--- start DATA ---

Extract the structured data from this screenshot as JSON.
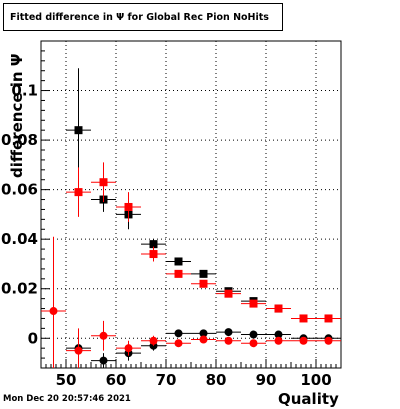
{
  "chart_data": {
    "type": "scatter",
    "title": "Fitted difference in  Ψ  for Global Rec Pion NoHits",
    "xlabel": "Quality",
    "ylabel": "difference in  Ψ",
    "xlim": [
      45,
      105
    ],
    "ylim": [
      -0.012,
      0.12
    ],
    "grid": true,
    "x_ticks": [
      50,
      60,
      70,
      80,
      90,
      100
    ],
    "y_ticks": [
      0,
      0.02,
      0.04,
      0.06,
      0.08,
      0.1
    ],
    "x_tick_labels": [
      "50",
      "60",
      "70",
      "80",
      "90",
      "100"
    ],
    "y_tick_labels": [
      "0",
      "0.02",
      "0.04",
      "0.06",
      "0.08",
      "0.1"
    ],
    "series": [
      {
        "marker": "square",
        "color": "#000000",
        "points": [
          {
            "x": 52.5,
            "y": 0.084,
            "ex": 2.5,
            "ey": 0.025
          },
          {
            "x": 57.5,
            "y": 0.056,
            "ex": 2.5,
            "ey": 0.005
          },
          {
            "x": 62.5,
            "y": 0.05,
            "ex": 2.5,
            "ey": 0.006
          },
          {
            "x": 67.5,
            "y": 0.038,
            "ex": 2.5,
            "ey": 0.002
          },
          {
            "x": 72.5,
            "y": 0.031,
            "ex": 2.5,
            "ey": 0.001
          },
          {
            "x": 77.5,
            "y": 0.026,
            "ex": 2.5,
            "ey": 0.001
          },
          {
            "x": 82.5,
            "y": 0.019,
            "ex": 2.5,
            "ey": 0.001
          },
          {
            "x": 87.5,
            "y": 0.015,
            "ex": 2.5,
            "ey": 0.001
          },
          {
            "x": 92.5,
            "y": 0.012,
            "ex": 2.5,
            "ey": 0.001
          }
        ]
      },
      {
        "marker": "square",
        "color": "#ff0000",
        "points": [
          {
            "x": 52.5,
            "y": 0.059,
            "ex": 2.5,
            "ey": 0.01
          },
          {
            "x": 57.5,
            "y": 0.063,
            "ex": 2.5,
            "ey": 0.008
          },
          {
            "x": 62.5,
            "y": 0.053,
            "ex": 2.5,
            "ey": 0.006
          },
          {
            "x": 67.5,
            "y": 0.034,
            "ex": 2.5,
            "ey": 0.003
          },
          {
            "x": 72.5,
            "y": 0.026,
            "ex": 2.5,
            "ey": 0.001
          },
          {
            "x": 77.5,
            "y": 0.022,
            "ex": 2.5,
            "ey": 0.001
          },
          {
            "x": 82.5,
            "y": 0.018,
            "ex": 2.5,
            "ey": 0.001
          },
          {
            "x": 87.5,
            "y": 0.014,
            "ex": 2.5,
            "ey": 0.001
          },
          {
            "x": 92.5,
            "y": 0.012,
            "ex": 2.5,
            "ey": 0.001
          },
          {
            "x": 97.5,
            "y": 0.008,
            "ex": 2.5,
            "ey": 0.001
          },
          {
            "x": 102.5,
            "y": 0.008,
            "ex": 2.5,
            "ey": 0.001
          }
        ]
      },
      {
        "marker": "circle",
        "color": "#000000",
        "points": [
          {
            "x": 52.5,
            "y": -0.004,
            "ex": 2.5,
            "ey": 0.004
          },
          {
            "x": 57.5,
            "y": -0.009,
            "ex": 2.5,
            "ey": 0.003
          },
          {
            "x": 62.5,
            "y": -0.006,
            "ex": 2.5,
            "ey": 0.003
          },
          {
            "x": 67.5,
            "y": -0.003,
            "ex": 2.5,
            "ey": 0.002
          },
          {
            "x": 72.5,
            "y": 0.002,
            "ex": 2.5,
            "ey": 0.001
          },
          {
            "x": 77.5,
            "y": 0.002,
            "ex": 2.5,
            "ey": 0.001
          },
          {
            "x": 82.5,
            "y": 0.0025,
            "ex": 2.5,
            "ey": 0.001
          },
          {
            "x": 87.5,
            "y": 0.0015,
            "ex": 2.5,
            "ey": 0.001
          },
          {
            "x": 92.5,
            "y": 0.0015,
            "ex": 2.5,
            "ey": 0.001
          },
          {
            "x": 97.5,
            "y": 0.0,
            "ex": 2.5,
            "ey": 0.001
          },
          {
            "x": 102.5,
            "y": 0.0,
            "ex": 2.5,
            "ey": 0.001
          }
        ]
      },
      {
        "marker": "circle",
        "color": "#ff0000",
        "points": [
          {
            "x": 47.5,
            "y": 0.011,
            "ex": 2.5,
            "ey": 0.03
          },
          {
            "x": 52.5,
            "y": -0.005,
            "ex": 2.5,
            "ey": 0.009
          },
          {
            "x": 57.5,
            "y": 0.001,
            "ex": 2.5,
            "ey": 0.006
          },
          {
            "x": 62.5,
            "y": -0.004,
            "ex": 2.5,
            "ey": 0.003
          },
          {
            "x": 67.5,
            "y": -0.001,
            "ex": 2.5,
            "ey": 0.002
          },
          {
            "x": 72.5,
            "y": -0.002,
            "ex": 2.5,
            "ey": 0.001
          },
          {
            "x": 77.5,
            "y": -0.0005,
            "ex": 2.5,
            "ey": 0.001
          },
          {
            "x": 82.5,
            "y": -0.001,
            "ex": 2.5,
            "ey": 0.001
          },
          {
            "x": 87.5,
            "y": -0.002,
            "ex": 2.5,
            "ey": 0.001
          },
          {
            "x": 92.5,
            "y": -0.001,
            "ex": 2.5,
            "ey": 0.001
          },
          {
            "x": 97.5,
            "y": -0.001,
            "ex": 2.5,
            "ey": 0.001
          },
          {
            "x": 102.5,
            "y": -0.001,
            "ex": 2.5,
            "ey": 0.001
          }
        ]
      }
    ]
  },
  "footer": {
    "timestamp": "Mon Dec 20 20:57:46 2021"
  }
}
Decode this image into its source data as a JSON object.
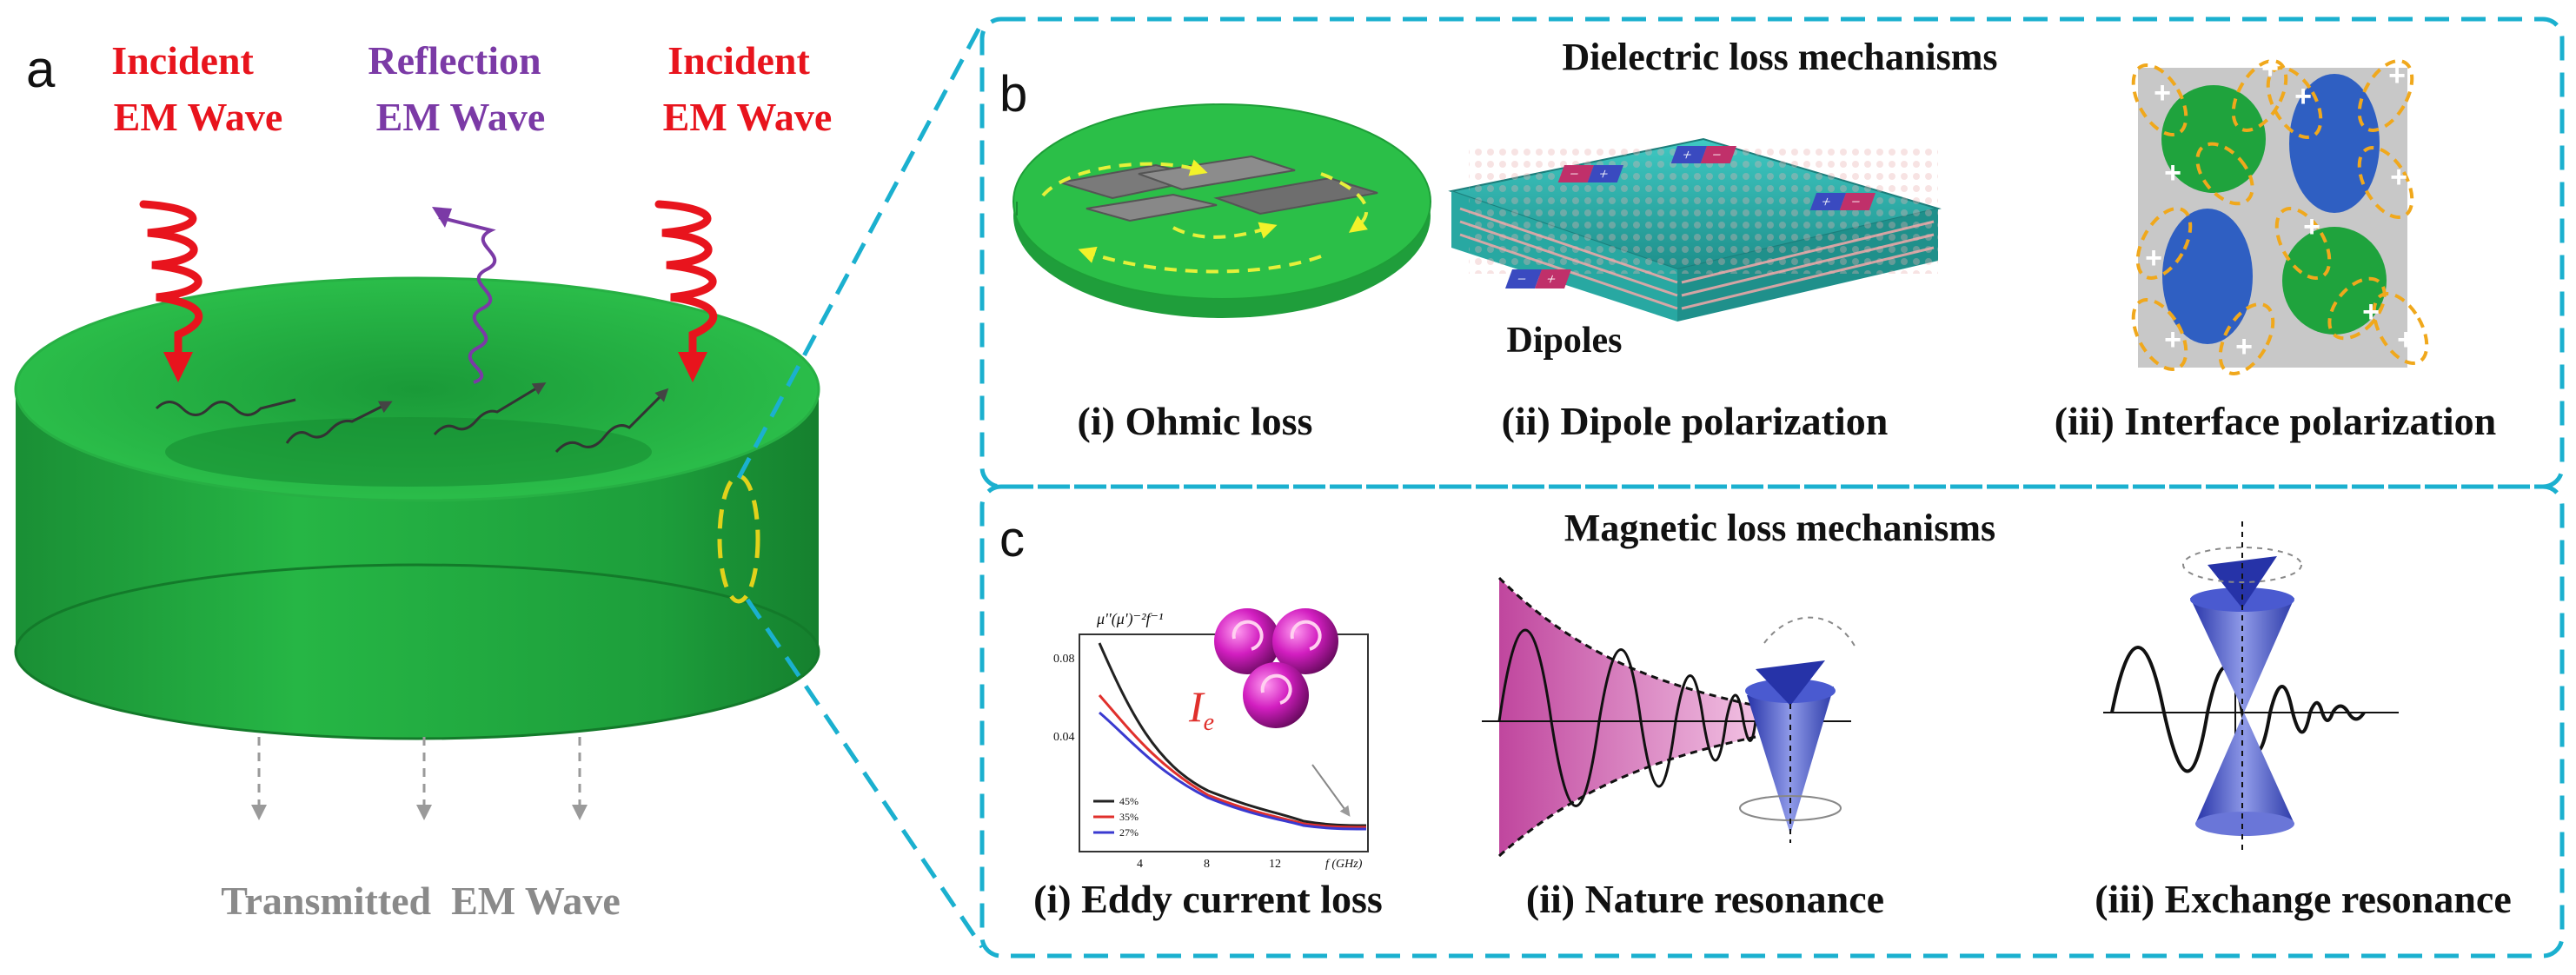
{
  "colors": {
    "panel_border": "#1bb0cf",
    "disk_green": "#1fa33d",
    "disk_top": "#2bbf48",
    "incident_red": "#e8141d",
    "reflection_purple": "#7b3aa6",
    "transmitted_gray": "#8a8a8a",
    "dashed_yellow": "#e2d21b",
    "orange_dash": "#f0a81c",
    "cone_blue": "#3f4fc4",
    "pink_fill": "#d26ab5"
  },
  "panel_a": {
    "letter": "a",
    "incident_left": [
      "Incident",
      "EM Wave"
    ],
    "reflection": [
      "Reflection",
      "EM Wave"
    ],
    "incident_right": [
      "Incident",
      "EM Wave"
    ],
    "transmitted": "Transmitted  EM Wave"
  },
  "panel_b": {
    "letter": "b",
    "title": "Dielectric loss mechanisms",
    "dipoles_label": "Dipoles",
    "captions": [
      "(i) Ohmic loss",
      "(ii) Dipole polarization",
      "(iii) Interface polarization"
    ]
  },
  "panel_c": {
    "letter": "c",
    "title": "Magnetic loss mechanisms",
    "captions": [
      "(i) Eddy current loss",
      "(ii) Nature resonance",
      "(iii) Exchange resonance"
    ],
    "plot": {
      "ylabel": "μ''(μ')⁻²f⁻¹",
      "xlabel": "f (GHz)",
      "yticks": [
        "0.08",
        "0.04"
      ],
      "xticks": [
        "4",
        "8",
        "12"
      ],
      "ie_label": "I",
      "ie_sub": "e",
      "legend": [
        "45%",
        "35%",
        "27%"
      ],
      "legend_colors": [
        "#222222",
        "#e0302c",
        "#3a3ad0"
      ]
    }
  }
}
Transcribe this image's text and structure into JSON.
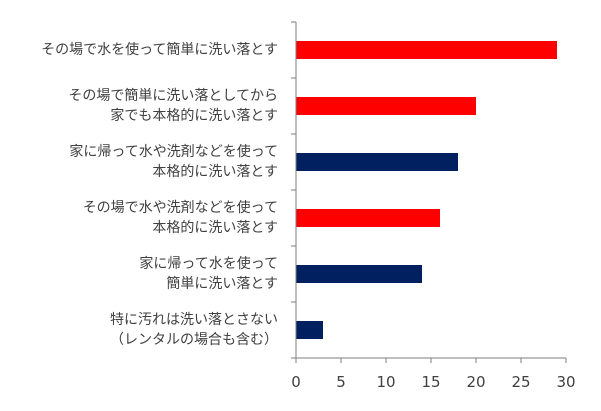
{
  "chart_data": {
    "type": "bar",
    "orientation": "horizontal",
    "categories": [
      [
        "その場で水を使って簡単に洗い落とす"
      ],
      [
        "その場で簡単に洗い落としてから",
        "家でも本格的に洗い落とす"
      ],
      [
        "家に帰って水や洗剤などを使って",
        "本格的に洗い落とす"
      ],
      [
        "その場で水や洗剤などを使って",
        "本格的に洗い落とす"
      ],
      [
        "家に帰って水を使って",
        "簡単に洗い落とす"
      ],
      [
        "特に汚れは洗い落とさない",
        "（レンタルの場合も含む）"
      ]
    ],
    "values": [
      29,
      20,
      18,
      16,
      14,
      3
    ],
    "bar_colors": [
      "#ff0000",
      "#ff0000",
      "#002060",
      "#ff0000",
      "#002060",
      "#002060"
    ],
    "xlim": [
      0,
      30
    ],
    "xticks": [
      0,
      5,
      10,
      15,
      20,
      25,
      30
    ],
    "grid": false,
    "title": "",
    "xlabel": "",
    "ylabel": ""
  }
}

--- end DATA ---

SET EXERCISE
From the line containing "Transcribe this image's" down to the final line of the listing above, write out only those lines exactly as they are, minus the pictures.

OUTPUT
Transcribe this image's text and structure into JSON.
{
  "chart_data": {
    "type": "bar",
    "orientation": "horizontal",
    "categories": [
      [
        "その場で水を使って簡単に洗い落とす"
      ],
      [
        "その場で簡単に洗い落としてから",
        "家でも本格的に洗い落とす"
      ],
      [
        "家に帰って水や洗剤などを使って",
        "本格的に洗い落とす"
      ],
      [
        "その場で水や洗剤などを使って",
        "本格的に洗い落とす"
      ],
      [
        "家に帰って水を使って",
        "簡単に洗い落とす"
      ],
      [
        "特に汚れは洗い落とさない",
        "（レンタルの場合も含む）"
      ]
    ],
    "values": [
      29,
      20,
      18,
      16,
      14,
      3
    ],
    "bar_colors": [
      "#ff0000",
      "#ff0000",
      "#002060",
      "#ff0000",
      "#002060",
      "#002060"
    ],
    "xlim": [
      0,
      30
    ],
    "xticks": [
      0,
      5,
      10,
      15,
      20,
      25,
      30
    ],
    "grid": false,
    "title": "",
    "xlabel": "",
    "ylabel": ""
  }
}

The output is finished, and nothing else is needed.